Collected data
########################################
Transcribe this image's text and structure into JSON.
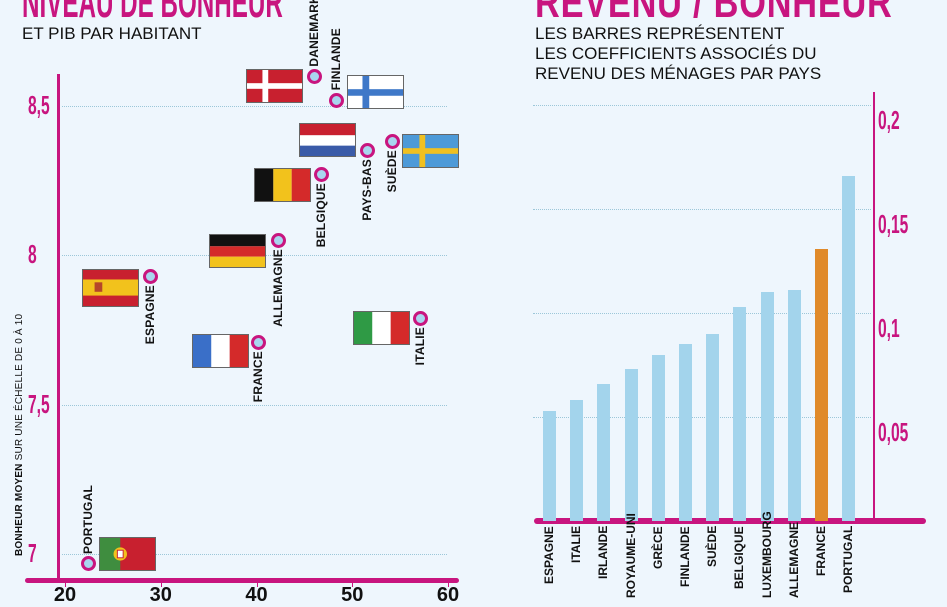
{
  "chart_data": [
    {
      "type": "scatter",
      "title": "NIVEAU DE BONHEUR",
      "subtitle": "ET PIB PAR HABITANT",
      "ylabel_bold": "BONHEUR MOYEN",
      "ylabel_rest": " SUR UNE ÉCHELLE DE 0 À 10",
      "xlabel": "",
      "xlim": [
        20,
        60
      ],
      "ylim": [
        7,
        8.5
      ],
      "xticks": [
        "20",
        "30",
        "40",
        "50",
        "60"
      ],
      "yticks": [
        "7",
        "7,5",
        "8",
        "8,5"
      ],
      "points": [
        {
          "label": "DANEMARK",
          "code": "dk",
          "x": 46,
          "y": 8.6
        },
        {
          "label": "FINLANDE",
          "code": "fi",
          "x": 48.3,
          "y": 8.52
        },
        {
          "label": "PAYS-BAS",
          "code": "nl",
          "x": 51.5,
          "y": 8.35
        },
        {
          "label": "SUÈDE",
          "code": "se",
          "x": 54.1,
          "y": 8.38
        },
        {
          "label": "BELGIQUE",
          "code": "be",
          "x": 46.7,
          "y": 8.27
        },
        {
          "label": "ALLEMAGNE",
          "code": "de",
          "x": 42.2,
          "y": 8.05
        },
        {
          "label": "ESPAGNE",
          "code": "es",
          "x": 28.9,
          "y": 7.93
        },
        {
          "label": "FRANCE",
          "code": "fr",
          "x": 40.2,
          "y": 7.71
        },
        {
          "label": "ITALIE",
          "code": "it",
          "x": 57.1,
          "y": 7.79
        },
        {
          "label": "PORTUGAL",
          "code": "pt",
          "x": 22.4,
          "y": 6.97
        }
      ]
    },
    {
      "type": "bar",
      "title": "REVENU / BONHEUR",
      "subtitle_lines": [
        "LES BARRES REPRÉSENTENT",
        "LES COEFFICIENTS ASSOCIÉS DU",
        "REVENU DES MÉNAGES PAR PAYS"
      ],
      "ylim": [
        0,
        0.2
      ],
      "yticks": [
        "0,05",
        "0,1",
        "0,15",
        "0,2"
      ],
      "categories": [
        "ESPAGNE",
        "ITALIE",
        "IRLANDE",
        "ROYAUME-UNI",
        "GRÈCE",
        "FINLANDE",
        "SUÈDE",
        "BELGIQUE",
        "LUXEMBOURG",
        "ALLEMAGNE",
        "FRANCE",
        "PORTUGAL"
      ],
      "values": [
        0.053,
        0.058,
        0.066,
        0.073,
        0.08,
        0.085,
        0.09,
        0.103,
        0.11,
        0.111,
        0.131,
        0.166
      ],
      "highlight": "FRANCE",
      "colors": {
        "bar": "#a3d4ec",
        "highlight": "#e08a2a",
        "axis": "#c8157f"
      }
    }
  ]
}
########################################
◆ WORK REQUIRED
Give every line above again exactly, with no pictures.

◆ EXERCISE OUTPUT
Transcribe this image's text and structure into JSON.
{
  "chart_data": [
    {
      "type": "scatter",
      "title": "NIVEAU DE BONHEUR",
      "subtitle": "ET PIB PAR HABITANT",
      "ylabel_bold": "BONHEUR MOYEN",
      "ylabel_rest": " SUR UNE ÉCHELLE DE 0 À 10",
      "xlabel": "",
      "xlim": [
        20,
        60
      ],
      "ylim": [
        7,
        8.5
      ],
      "xticks": [
        "20",
        "30",
        "40",
        "50",
        "60"
      ],
      "yticks": [
        "7",
        "7,5",
        "8",
        "8,5"
      ],
      "points": [
        {
          "label": "DANEMARK",
          "code": "dk",
          "x": 46,
          "y": 8.6
        },
        {
          "label": "FINLANDE",
          "code": "fi",
          "x": 48.3,
          "y": 8.52
        },
        {
          "label": "PAYS-BAS",
          "code": "nl",
          "x": 51.5,
          "y": 8.35
        },
        {
          "label": "SUÈDE",
          "code": "se",
          "x": 54.1,
          "y": 8.38
        },
        {
          "label": "BELGIQUE",
          "code": "be",
          "x": 46.7,
          "y": 8.27
        },
        {
          "label": "ALLEMAGNE",
          "code": "de",
          "x": 42.2,
          "y": 8.05
        },
        {
          "label": "ESPAGNE",
          "code": "es",
          "x": 28.9,
          "y": 7.93
        },
        {
          "label": "FRANCE",
          "code": "fr",
          "x": 40.2,
          "y": 7.71
        },
        {
          "label": "ITALIE",
          "code": "it",
          "x": 57.1,
          "y": 7.79
        },
        {
          "label": "PORTUGAL",
          "code": "pt",
          "x": 22.4,
          "y": 6.97
        }
      ]
    },
    {
      "type": "bar",
      "title": "REVENU / BONHEUR",
      "subtitle_lines": [
        "LES BARRES REPRÉSENTENT",
        "LES COEFFICIENTS ASSOCIÉS DU",
        "REVENU DES MÉNAGES PAR PAYS"
      ],
      "ylim": [
        0,
        0.2
      ],
      "yticks": [
        "0,05",
        "0,1",
        "0,15",
        "0,2"
      ],
      "categories": [
        "ESPAGNE",
        "ITALIE",
        "IRLANDE",
        "ROYAUME-UNI",
        "GRÈCE",
        "FINLANDE",
        "SUÈDE",
        "BELGIQUE",
        "LUXEMBOURG",
        "ALLEMAGNE",
        "FRANCE",
        "PORTUGAL"
      ],
      "values": [
        0.053,
        0.058,
        0.066,
        0.073,
        0.08,
        0.085,
        0.09,
        0.103,
        0.11,
        0.111,
        0.131,
        0.166
      ],
      "highlight": "FRANCE",
      "colors": {
        "bar": "#a3d4ec",
        "highlight": "#e08a2a",
        "axis": "#c8157f"
      }
    }
  ]
}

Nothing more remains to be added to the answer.